Make an exact copy of all the material below, apart from the pictures.

** START OF Data lines **

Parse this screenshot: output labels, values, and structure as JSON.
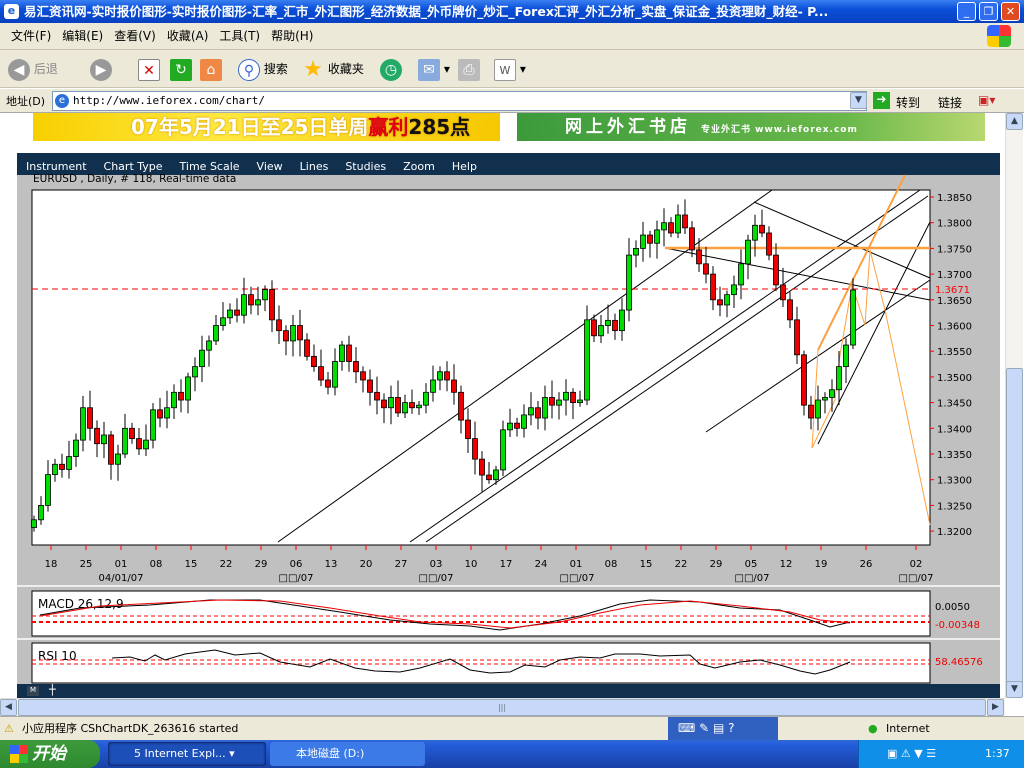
{
  "window": {
    "title": "易汇资讯网-实时报价图形-实时报价图形-汇率_汇市_外汇图形_经济数据_外币牌价_炒汇_Forex汇评_外汇分析_实盘_保证金_投资理财_财经- P...",
    "minimize": "_",
    "restore": "❐",
    "close": "✕"
  },
  "menu": [
    "文件(F)",
    "编辑(E)",
    "查看(V)",
    "收藏(A)",
    "工具(T)",
    "帮助(H)"
  ],
  "toolbar": {
    "back": "后退",
    "search": "搜索",
    "favorites": "收藏夹"
  },
  "address": {
    "label": "地址(D)",
    "url": "http://www.ieforex.com/chart/",
    "go": "转到",
    "links": "链接"
  },
  "banners": {
    "left_a": "07年5月21日至25日单周",
    "left_b": "赢利",
    "left_c": "285点",
    "right": "网上外汇书店",
    "right_small": "专业外汇书 www.ieforex.com"
  },
  "applet": {
    "menu": [
      "Instrument",
      "Chart Type",
      "Time Scale",
      "View",
      "Lines",
      "Studies",
      "Zoom",
      "Help"
    ],
    "info": "EURUSD , Daily, # 118, Real-time data",
    "current_price": "1.3671",
    "macd_label": "MACD 26,12,9",
    "macd_ticks": [
      "0.0050",
      "-0.00348"
    ],
    "rsi_label": "RSI 10",
    "rsi_value": "58.46576",
    "colors": {
      "up": "#00dd00",
      "down": "#ee0000",
      "fib": "#ffa040",
      "level": "#ff0000"
    }
  },
  "chart_data": {
    "type": "candlestick",
    "instrument": "EURUSD",
    "timeframe": "Daily",
    "ylim": [
      1.318,
      1.388
    ],
    "y_ticks": [
      "1.3850",
      "1.3800",
      "1.3750",
      "1.3700",
      "1.3650",
      "1.3600",
      "1.3550",
      "1.3500",
      "1.3450",
      "1.3400",
      "1.3350",
      "1.3300",
      "1.3250",
      "1.3200"
    ],
    "x_ticks": [
      "18",
      "25",
      "01",
      "08",
      "15",
      "22",
      "29",
      "06",
      "13",
      "20",
      "27",
      "03",
      "10",
      "17",
      "24",
      "01",
      "08",
      "15",
      "22",
      "29",
      "05",
      "12",
      "19",
      "26",
      "02"
    ],
    "x_month_labels": [
      "04/01/07",
      "□□/07",
      "□□/07",
      "□□/07",
      "□□/07",
      "□□/07"
    ],
    "closes": [
      1.3222,
      1.325,
      1.331,
      1.333,
      1.332,
      1.3345,
      1.3377,
      1.344,
      1.34,
      1.337,
      1.3387,
      1.333,
      1.335,
      1.34,
      1.338,
      1.336,
      1.3377,
      1.3436,
      1.342,
      1.344,
      1.347,
      1.3455,
      1.35,
      1.352,
      1.3552,
      1.357,
      1.36,
      1.3615,
      1.363,
      1.362,
      1.366,
      1.364,
      1.365,
      1.367,
      1.3611,
      1.359,
      1.357,
      1.36,
      1.3572,
      1.354,
      1.352,
      1.3494,
      1.348,
      1.353,
      1.3562,
      1.353,
      1.351,
      1.3494,
      1.347,
      1.3455,
      1.344,
      1.346,
      1.343,
      1.345,
      1.344,
      1.3445,
      1.347,
      1.3494,
      1.351,
      1.3494,
      1.347,
      1.3416,
      1.338,
      1.334,
      1.3309,
      1.33,
      1.3319,
      1.3397,
      1.341,
      1.34,
      1.3426,
      1.344,
      1.342,
      1.346,
      1.3445,
      1.3455,
      1.347,
      1.345,
      1.3455,
      1.3611,
      1.358,
      1.36,
      1.361,
      1.359,
      1.363,
      1.3737,
      1.375,
      1.3776,
      1.376,
      1.3786,
      1.38,
      1.378,
      1.3815,
      1.379,
      1.3747,
      1.372,
      1.37,
      1.365,
      1.364,
      1.366,
      1.3679,
      1.372,
      1.3766,
      1.3795,
      1.378,
      1.3737,
      1.3679,
      1.365,
      1.3611,
      1.3543,
      1.3445,
      1.342,
      1.3455,
      1.346,
      1.3475,
      1.352,
      1.3562,
      1.3669
    ]
  },
  "status": {
    "text": "小应用程序 CShChartDK_263616 started",
    "zone": "Internet"
  },
  "taskbar": {
    "start": "开始",
    "task1": "5 Internet Expl...",
    "task2": "本地磁盘 (D:)",
    "clock": "1:37"
  }
}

** END OF Data lines **

[Correct result]
Parse this screenshot: output labels, values, and structure as JSON.
{
  "window": {
    "title": "易汇资讯网-实时报价图形-实时报价图形-汇率_汇市_外汇图形_经济数据_外币牌价_炒汇_Forex汇评_外汇分析_实盘_保证金_投资理财_财经- P...",
    "minimize": "_",
    "restore": "❐",
    "close": "✕"
  },
  "menu": [
    "文件(F)",
    "编辑(E)",
    "查看(V)",
    "收藏(A)",
    "工具(T)",
    "帮助(H)"
  ],
  "toolbar": {
    "back": "后退",
    "search": "搜索",
    "favorites": "收藏夹"
  },
  "address": {
    "label": "地址(D)",
    "url": "http://www.ieforex.com/chart/",
    "go": "转到",
    "links": "链接"
  },
  "banners": {
    "left_a": "07年5月21日至25日单周",
    "left_b": "赢利",
    "left_c": "285点",
    "right": "网上外汇书店",
    "right_small": "专业外汇书 www.ieforex.com"
  },
  "applet": {
    "menu": [
      "Instrument",
      "Chart Type",
      "Time Scale",
      "View",
      "Lines",
      "Studies",
      "Zoom",
      "Help"
    ],
    "info": "EURUSD , Daily, # 118, Real-time data",
    "current_price": "1.3671",
    "macd_label": "MACD 26,12,9",
    "macd_ticks": [
      "0.0050",
      "-0.00348"
    ],
    "rsi_label": "RSI 10",
    "rsi_value": "58.46576",
    "colors": {
      "up": "#00dd00",
      "down": "#ee0000",
      "fib": "#ffa040",
      "level": "#ff0000"
    }
  },
  "chart_data": {
    "type": "candlestick",
    "instrument": "EURUSD",
    "timeframe": "Daily",
    "ylim": [
      1.318,
      1.388
    ],
    "y_ticks": [
      "1.3850",
      "1.3800",
      "1.3750",
      "1.3700",
      "1.3650",
      "1.3600",
      "1.3550",
      "1.3500",
      "1.3450",
      "1.3400",
      "1.3350",
      "1.3300",
      "1.3250",
      "1.3200"
    ],
    "x_ticks": [
      "18",
      "25",
      "01",
      "08",
      "15",
      "22",
      "29",
      "06",
      "13",
      "20",
      "27",
      "03",
      "10",
      "17",
      "24",
      "01",
      "08",
      "15",
      "22",
      "29",
      "05",
      "12",
      "19",
      "26",
      "02"
    ],
    "x_month_labels": [
      "04/01/07",
      "□□/07",
      "□□/07",
      "□□/07",
      "□□/07",
      "□□/07"
    ],
    "closes": [
      1.3222,
      1.325,
      1.331,
      1.333,
      1.332,
      1.3345,
      1.3377,
      1.344,
      1.34,
      1.337,
      1.3387,
      1.333,
      1.335,
      1.34,
      1.338,
      1.336,
      1.3377,
      1.3436,
      1.342,
      1.344,
      1.347,
      1.3455,
      1.35,
      1.352,
      1.3552,
      1.357,
      1.36,
      1.3615,
      1.363,
      1.362,
      1.366,
      1.364,
      1.365,
      1.367,
      1.3611,
      1.359,
      1.357,
      1.36,
      1.3572,
      1.354,
      1.352,
      1.3494,
      1.348,
      1.353,
      1.3562,
      1.353,
      1.351,
      1.3494,
      1.347,
      1.3455,
      1.344,
      1.346,
      1.343,
      1.345,
      1.344,
      1.3445,
      1.347,
      1.3494,
      1.351,
      1.3494,
      1.347,
      1.3416,
      1.338,
      1.334,
      1.3309,
      1.33,
      1.3319,
      1.3397,
      1.341,
      1.34,
      1.3426,
      1.344,
      1.342,
      1.346,
      1.3445,
      1.3455,
      1.347,
      1.345,
      1.3455,
      1.3611,
      1.358,
      1.36,
      1.361,
      1.359,
      1.363,
      1.3737,
      1.375,
      1.3776,
      1.376,
      1.3786,
      1.38,
      1.378,
      1.3815,
      1.379,
      1.3747,
      1.372,
      1.37,
      1.365,
      1.364,
      1.366,
      1.3679,
      1.372,
      1.3766,
      1.3795,
      1.378,
      1.3737,
      1.3679,
      1.365,
      1.3611,
      1.3543,
      1.3445,
      1.342,
      1.3455,
      1.346,
      1.3475,
      1.352,
      1.3562,
      1.3669
    ]
  },
  "status": {
    "text": "小应用程序 CShChartDK_263616 started",
    "zone": "Internet"
  },
  "taskbar": {
    "start": "开始",
    "task1": "5 Internet Expl...",
    "task2": "本地磁盘 (D:)",
    "clock": "1:37"
  }
}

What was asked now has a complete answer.